◆ **Tasks to complete**
- A) According to the text on the Dtk service instance, what does the Dtk instantiate when an Assembly is staged and deployed?
- B) Summarize the text on the Dtk service instance in two sentences.
- C) From the text on the Dtk service instance, write out the passage starting at "Unique to the" and ending at "to work with.".

◆ **Selected text**
— Start —
Dtk Service Instance

Unique to the Dtk is its approach to Service management in a manner modeled after Object Oriented programming. The Dtk treats all the content in your Modules (ie: Components, Assemblies, Workflows, etc) as definitions and templates that you will be deploying and managing. Upon staging and deployment of an Assembly the Dtk instantiates a Service Instance to be used for ongoing management and editing and containing “instance copies” of all objects you are deploying. Lets say you have an application Assembly for a 3 node deployment. If you stage and deploy that Assembly twice, you will have two running Services, as well as two Service Instance copies to work with.
— End —
◆ **Source excerpt**
— Start —
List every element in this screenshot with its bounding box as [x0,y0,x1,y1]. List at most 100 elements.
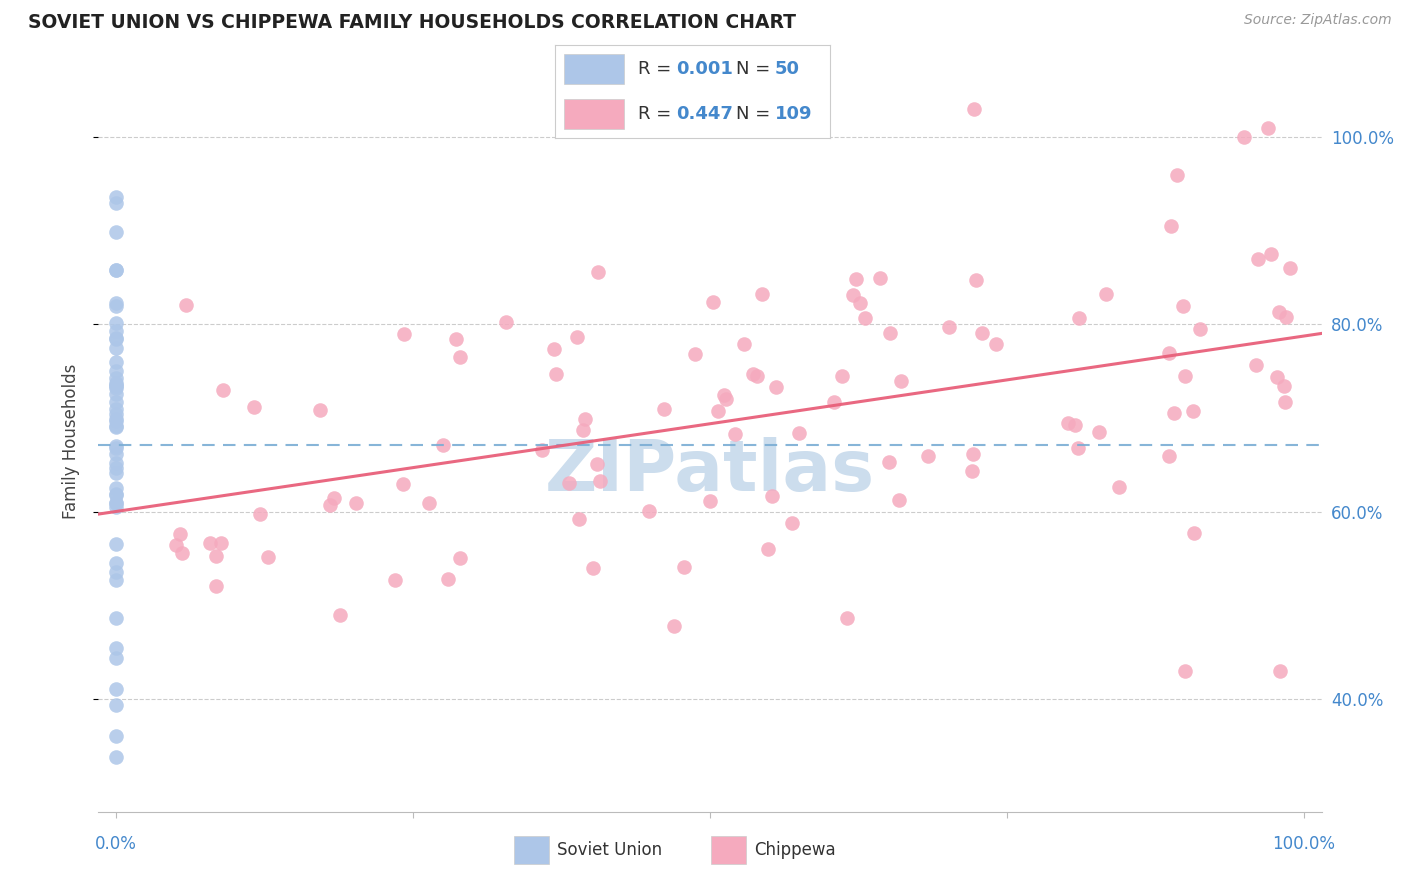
— End —
◆ **Problem solutions**
- A) A Service Instance, used for ongoing management and editing and containing "instance copies" of all deployed objects.

- B) The Dtk manages Services in a way modeled after Object Oriented programming, treating everything in Modules, such as Components, Assemblies and Workflows, as definitions and templates to be deployed and managed. Staging and deploying an Assembly creates a Service Instance holding instance copies of the deployed objects, so deploying the same Assembly twice yields two running Services and two Service Instance copies.

- C)
Unique to the Dtk is its approach to Service management in a manner modeled after Object Oriented programming. The Dtk treats all the content in your Modules (ie: Components, Assemblies, Workflows, etc) as definitions and templates that you will be deploying and managing. Upon staging and deployment of an Assembly the Dtk instantiates a Service Instance to be used for ongoing management and editing and containing “instance copies” of all objects you are deploying. Lets say you have an application Assembly for a 3 node deployment. If you stage and deploy that Assembly twice, you will have two running Services, as well as two Service Instance copies to work with.